• WHAT YOU WILL DO
Reproduce every entry exactly and leave its pictures out.

• SUPPLIED MATERIAL
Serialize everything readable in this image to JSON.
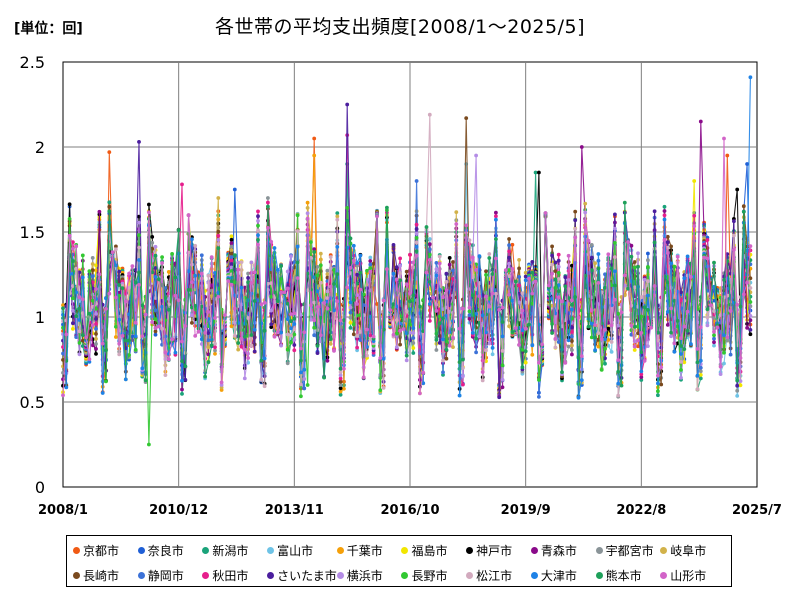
{
  "unit_label": "[単位：回]",
  "chart_data": {
    "type": "line",
    "title": "各世帯の平均支出頻度[2008/1～2025/5]",
    "xlabel": "",
    "ylabel": "",
    "ylim": [
      0,
      2.5
    ],
    "y_ticks": [
      "0",
      "0.5",
      "1",
      "1.5",
      "2",
      "2.5"
    ],
    "x_ticks": [
      "2008/1",
      "2010/12",
      "2013/11",
      "2016/10",
      "2019/9",
      "2022/8",
      "2025/7"
    ],
    "x_range": [
      "2008/1",
      "2025/7"
    ],
    "grid": true,
    "legend_position": "bottom",
    "monthly_profile_note": "",
    "series": [
      {
        "name": "京都市",
        "color": "#f05a14",
        "peaks": [
          [
            "2009/3",
            1.97
          ],
          [
            "2014/5",
            2.05
          ],
          [
            "2024/10",
            1.95
          ]
        ]
      },
      {
        "name": "奈良市",
        "color": "#1f5fd6",
        "peaks": [
          [
            "2012/5",
            1.75
          ],
          [
            "2025/4",
            1.9
          ]
        ]
      },
      {
        "name": "新潟市",
        "color": "#1aa37a",
        "peaks": [
          [
            "2015/3",
            1.9
          ],
          [
            "2019/12",
            1.85
          ]
        ]
      },
      {
        "name": "富山市",
        "color": "#6ec3e6",
        "peaks": [
          [
            "2018/3",
            1.9
          ]
        ]
      },
      {
        "name": "千葉市",
        "color": "#f5a00a",
        "peaks": [
          [
            "2014/5",
            1.95
          ]
        ]
      },
      {
        "name": "福島市",
        "color": "#f2e600",
        "peaks": [
          [
            "2023/12",
            1.8
          ]
        ]
      },
      {
        "name": "神戸市",
        "color": "#000000",
        "peaks": [
          [
            "2020/1",
            1.85
          ],
          [
            "2025/1",
            1.75
          ]
        ]
      },
      {
        "name": "青森市",
        "color": "#8a0a8a",
        "peaks": [
          [
            "2024/2",
            2.15
          ],
          [
            "2021/2",
            2.0
          ]
        ]
      },
      {
        "name": "宇都宮市",
        "color": "#8a9498",
        "peaks": [
          [
            "2013/3",
            1.7
          ]
        ]
      },
      {
        "name": "岐阜市",
        "color": "#d2b24a",
        "peaks": [
          [
            "2011/12",
            1.7
          ]
        ]
      },
      {
        "name": "長崎市",
        "color": "#7a4a1e",
        "peaks": [
          [
            "2018/3",
            2.17
          ]
        ]
      },
      {
        "name": "静岡市",
        "color": "#3c72d8",
        "peaks": [
          [
            "2016/12",
            1.8
          ]
        ]
      },
      {
        "name": "秋田市",
        "color": "#e61e8c",
        "peaks": [
          [
            "2011/1",
            1.78
          ],
          [
            "2015/3",
            2.07
          ]
        ]
      },
      {
        "name": "さいたま市",
        "color": "#4b1e9e",
        "peaks": [
          [
            "2015/3",
            2.25
          ],
          [
            "2009/12",
            2.03
          ]
        ]
      },
      {
        "name": "横浜市",
        "color": "#b48ce6",
        "peaks": [
          [
            "2018/6",
            1.95
          ]
        ]
      },
      {
        "name": "長野市",
        "color": "#32c832",
        "peaks": [
          [
            "2010/3",
            0.25
          ],
          [
            "2014/3",
            0.6
          ]
        ]
      },
      {
        "name": "松江市",
        "color": "#d2aabe",
        "peaks": [
          [
            "2017/4",
            2.19
          ]
        ]
      },
      {
        "name": "大津市",
        "color": "#1e82e6",
        "peaks": [
          [
            "2025/5",
            2.41
          ]
        ]
      },
      {
        "name": "熊本市",
        "color": "#1ea05a",
        "peaks": [
          [
            "2013/3",
            1.65
          ]
        ]
      },
      {
        "name": "山形市",
        "color": "#d264c8",
        "peaks": [
          [
            "2024/9",
            2.05
          ]
        ]
      }
    ]
  }
}
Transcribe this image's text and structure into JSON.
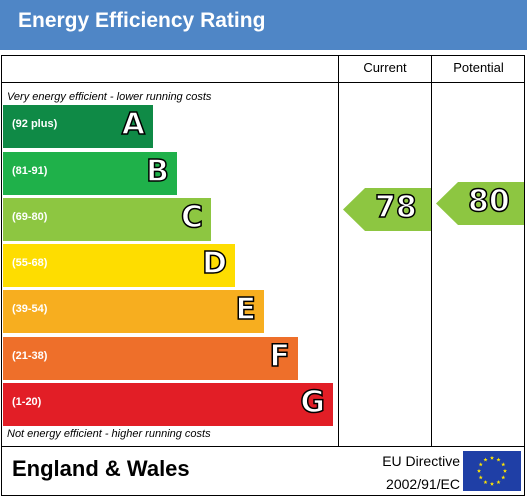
{
  "header": {
    "title": "Energy Efficiency Rating"
  },
  "columns": {
    "current": "Current",
    "potential": "Potential"
  },
  "notes": {
    "top": "Very energy efficient - lower running costs",
    "bottom": "Not energy efficient - higher running costs"
  },
  "footer": {
    "region": "England & Wales",
    "directive_line1": "EU Directive",
    "directive_line2": "2002/91/EC",
    "flag_icon": "eu-flag-icon"
  },
  "chart_data": {
    "type": "bar",
    "title": "Energy Efficiency Rating",
    "categories": [
      "A",
      "B",
      "C",
      "D",
      "E",
      "F",
      "G"
    ],
    "ranges": [
      "(92 plus)",
      "(81-91)",
      "(69-80)",
      "(55-68)",
      "(39-54)",
      "(21-38)",
      "(1-20)"
    ],
    "colors": [
      "#0f8a46",
      "#1fb14a",
      "#8dc641",
      "#fedd00",
      "#f7ae1f",
      "#ee6f2a",
      "#e21e26"
    ],
    "ratings": {
      "current": {
        "value": 78,
        "band": "C",
        "color": "#8dc641"
      },
      "potential": {
        "value": 80,
        "band": "C",
        "color": "#8dc641"
      }
    }
  }
}
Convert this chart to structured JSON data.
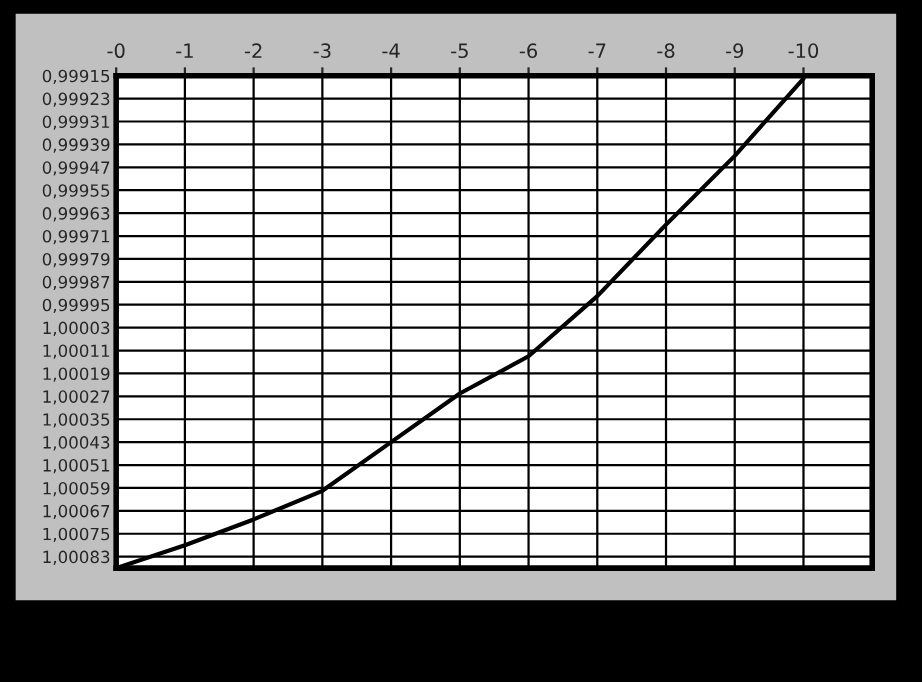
{
  "chart_data": {
    "type": "line",
    "x": [
      0,
      -1,
      -2,
      -3,
      -4,
      -5,
      -6,
      -7,
      -8,
      -9,
      -10
    ],
    "series": [
      {
        "color": "#000000",
        "values": [
          1.00087,
          1.00079,
          1.0007,
          1.0006,
          1.00043,
          1.00026,
          1.00013,
          0.99992,
          0.99967,
          0.99943,
          0.99916
        ]
      }
    ],
    "xlim": [
      0,
      -11
    ],
    "xticks": [
      {
        "value": 0,
        "label": "-0"
      },
      -1,
      -2,
      -3,
      -4,
      -5,
      -6,
      -7,
      -8,
      -9,
      {
        "value": -10,
        "label": "-10"
      }
    ],
    "ylim": [
      1.00087,
      0.99915
    ],
    "yticks": [
      {
        "value": 0.99915,
        "label": "0,99915"
      },
      {
        "value": 0.99923,
        "label": "0,99923"
      },
      {
        "value": 0.99931,
        "label": "0,99931"
      },
      {
        "value": 0.99939,
        "label": "0,99939"
      },
      {
        "value": 0.99947,
        "label": "0,99947"
      },
      {
        "value": 0.99955,
        "label": "0,99955"
      },
      {
        "value": 0.99963,
        "label": "0,99963"
      },
      {
        "value": 0.99971,
        "label": "0,99971"
      },
      {
        "value": 0.99979,
        "label": "0,99979"
      },
      {
        "value": 0.99987,
        "label": "0,99987"
      },
      {
        "value": 0.99995,
        "label": "0,99995"
      },
      {
        "value": 1.00003,
        "label": "1,00003"
      },
      {
        "value": 1.00011,
        "label": "1,00011"
      },
      {
        "value": 1.00019,
        "label": "1,00019"
      },
      {
        "value": 1.00027,
        "label": "1,00027"
      },
      {
        "value": 1.00035,
        "label": "1,00035"
      },
      {
        "value": 1.00043,
        "label": "1,00043"
      },
      {
        "value": 1.00051,
        "label": "1,00051"
      },
      {
        "value": 1.00059,
        "label": "1,00059"
      },
      {
        "value": 1.00067,
        "label": "1,00067"
      },
      {
        "value": 1.00075,
        "label": "1,00075"
      },
      {
        "value": 1.00083,
        "label": "1,00083"
      }
    ],
    "grid": true,
    "legend": false,
    "marker": "none",
    "line_style": "solid"
  }
}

• WRITTEN RESPONSE
Serialize everything readable in this image to JSON.
{
  "unit_label": "[単位：回]",
  "chart_data": {
    "type": "line",
    "title": "各世帯の平均支出頻度[2008/1～2025/5]",
    "xlabel": "",
    "ylabel": "",
    "ylim": [
      0,
      2.5
    ],
    "y_ticks": [
      "0",
      "0.5",
      "1",
      "1.5",
      "2",
      "2.5"
    ],
    "x_ticks": [
      "2008/1",
      "2010/12",
      "2013/11",
      "2016/10",
      "2019/9",
      "2022/8",
      "2025/7"
    ],
    "x_range": [
      "2008/1",
      "2025/7"
    ],
    "grid": true,
    "legend_position": "bottom",
    "monthly_profile_note": "",
    "series": [
      {
        "name": "京都市",
        "color": "#f05a14",
        "peaks": [
          [
            "2009/3",
            1.97
          ],
          [
            "2014/5",
            2.05
          ],
          [
            "2024/10",
            1.95
          ]
        ]
      },
      {
        "name": "奈良市",
        "color": "#1f5fd6",
        "peaks": [
          [
            "2012/5",
            1.75
          ],
          [
            "2025/4",
            1.9
          ]
        ]
      },
      {
        "name": "新潟市",
        "color": "#1aa37a",
        "peaks": [
          [
            "2015/3",
            1.9
          ],
          [
            "2019/12",
            1.85
          ]
        ]
      },
      {
        "name": "富山市",
        "color": "#6ec3e6",
        "peaks": [
          [
            "2018/3",
            1.9
          ]
        ]
      },
      {
        "name": "千葉市",
        "color": "#f5a00a",
        "peaks": [
          [
            "2014/5",
            1.95
          ]
        ]
      },
      {
        "name": "福島市",
        "color": "#f2e600",
        "peaks": [
          [
            "2023/12",
            1.8
          ]
        ]
      },
      {
        "name": "神戸市",
        "color": "#000000",
        "peaks": [
          [
            "2020/1",
            1.85
          ],
          [
            "2025/1",
            1.75
          ]
        ]
      },
      {
        "name": "青森市",
        "color": "#8a0a8a",
        "peaks": [
          [
            "2024/2",
            2.15
          ],
          [
            "2021/2",
            2.0
          ]
        ]
      },
      {
        "name": "宇都宮市",
        "color": "#8a9498",
        "peaks": [
          [
            "2013/3",
            1.7
          ]
        ]
      },
      {
        "name": "岐阜市",
        "color": "#d2b24a",
        "peaks": [
          [
            "2011/12",
            1.7
          ]
        ]
      },
      {
        "name": "長崎市",
        "color": "#7a4a1e",
        "peaks": [
          [
            "2018/3",
            2.17
          ]
        ]
      },
      {
        "name": "静岡市",
        "color": "#3c72d8",
        "peaks": [
          [
            "2016/12",
            1.8
          ]
        ]
      },
      {
        "name": "秋田市",
        "color": "#e61e8c",
        "peaks": [
          [
            "2011/1",
            1.78
          ],
          [
            "2015/3",
            2.07
          ]
        ]
      },
      {
        "name": "さいたま市",
        "color": "#4b1e9e",
        "peaks": [
          [
            "2015/3",
            2.25
          ],
          [
            "2009/12",
            2.03
          ]
        ]
      },
      {
        "name": "横浜市",
        "color": "#b48ce6",
        "peaks": [
          [
            "2018/6",
            1.95
          ]
        ]
      },
      {
        "name": "長野市",
        "color": "#32c832",
        "peaks": [
          [
            "2010/3",
            0.25
          ],
          [
            "2014/3",
            0.6
          ]
        ]
      },
      {
        "name": "松江市",
        "color": "#d2aabe",
        "peaks": [
          [
            "2017/4",
            2.19
          ]
        ]
      },
      {
        "name": "大津市",
        "color": "#1e82e6",
        "peaks": [
          [
            "2025/5",
            2.41
          ]
        ]
      },
      {
        "name": "熊本市",
        "color": "#1ea05a",
        "peaks": [
          [
            "2013/3",
            1.65
          ]
        ]
      },
      {
        "name": "山形市",
        "color": "#d264c8",
        "peaks": [
          [
            "2024/9",
            2.05
          ]
        ]
      }
    ]
  }
}
Transcribe this image's text and structure into JSON.
{
  "header": {
    "title": "Energy Efficiency Rating"
  },
  "columns": {
    "current": "Current",
    "potential": "Potential"
  },
  "notes": {
    "top": "Very energy efficient - lower running costs",
    "bottom": "Not energy efficient - higher running costs"
  },
  "footer": {
    "region": "England & Wales",
    "directive_line1": "EU Directive",
    "directive_line2": "2002/91/EC",
    "flag_icon": "eu-flag-icon"
  },
  "chart_data": {
    "type": "bar",
    "title": "Energy Efficiency Rating",
    "categories": [
      "A",
      "B",
      "C",
      "D",
      "E",
      "F",
      "G"
    ],
    "ranges": [
      "(92 plus)",
      "(81-91)",
      "(69-80)",
      "(55-68)",
      "(39-54)",
      "(21-38)",
      "(1-20)"
    ],
    "colors": [
      "#0f8a46",
      "#1fb14a",
      "#8dc641",
      "#fedd00",
      "#f7ae1f",
      "#ee6f2a",
      "#e21e26"
    ],
    "ratings": {
      "current": {
        "value": 78,
        "band": "C",
        "color": "#8dc641"
      },
      "potential": {
        "value": 80,
        "band": "C",
        "color": "#8dc641"
      }
    }
  }
}
Convert this chart to structured JSON data.
{
  "chart_data": {
    "type": "line",
    "x": [
      0,
      -1,
      -2,
      -3,
      -4,
      -5,
      -6,
      -7,
      -8,
      -9,
      -10
    ],
    "series": [
      {
        "color": "#000000",
        "values": [
          1.00087,
          1.00079,
          1.0007,
          1.0006,
          1.00043,
          1.00026,
          1.00013,
          0.99992,
          0.99967,
          0.99943,
          0.99916
        ]
      }
    ],
    "xlim": [
      0,
      -11
    ],
    "xticks": [
      {
        "value": 0,
        "label": "-0"
      },
      -1,
      -2,
      -3,
      -4,
      -5,
      -6,
      -7,
      -8,
      -9,
      {
        "value": -10,
        "label": "-10"
      }
    ],
    "ylim": [
      1.00087,
      0.99915
    ],
    "yticks": [
      {
        "value": 0.99915,
        "label": "0,99915"
      },
      {
        "value": 0.99923,
        "label": "0,99923"
      },
      {
        "value": 0.99931,
        "label": "0,99931"
      },
      {
        "value": 0.99939,
        "label": "0,99939"
      },
      {
        "value": 0.99947,
        "label": "0,99947"
      },
      {
        "value": 0.99955,
        "label": "0,99955"
      },
      {
        "value": 0.99963,
        "label": "0,99963"
      },
      {
        "value": 0.99971,
        "label": "0,99971"
      },
      {
        "value": 0.99979,
        "label": "0,99979"
      },
      {
        "value": 0.99987,
        "label": "0,99987"
      },
      {
        "value": 0.99995,
        "label": "0,99995"
      },
      {
        "value": 1.00003,
        "label": "1,00003"
      },
      {
        "value": 1.00011,
        "label": "1,00011"
      },
      {
        "value": 1.00019,
        "label": "1,00019"
      },
      {
        "value": 1.00027,
        "label": "1,00027"
      },
      {
        "value": 1.00035,
        "label": "1,00035"
      },
      {
        "value": 1.00043,
        "label": "1,00043"
      },
      {
        "value": 1.00051,
        "label": "1,00051"
      },
      {
        "value": 1.00059,
        "label": "1,00059"
      },
      {
        "value": 1.00067,
        "label": "1,00067"
      },
      {
        "value": 1.00075,
        "label": "1,00075"
      },
      {
        "value": 1.00083,
        "label": "1,00083"
      }
    ],
    "grid": true,
    "legend": false,
    "marker": "none",
    "line_style": "solid"
  }
}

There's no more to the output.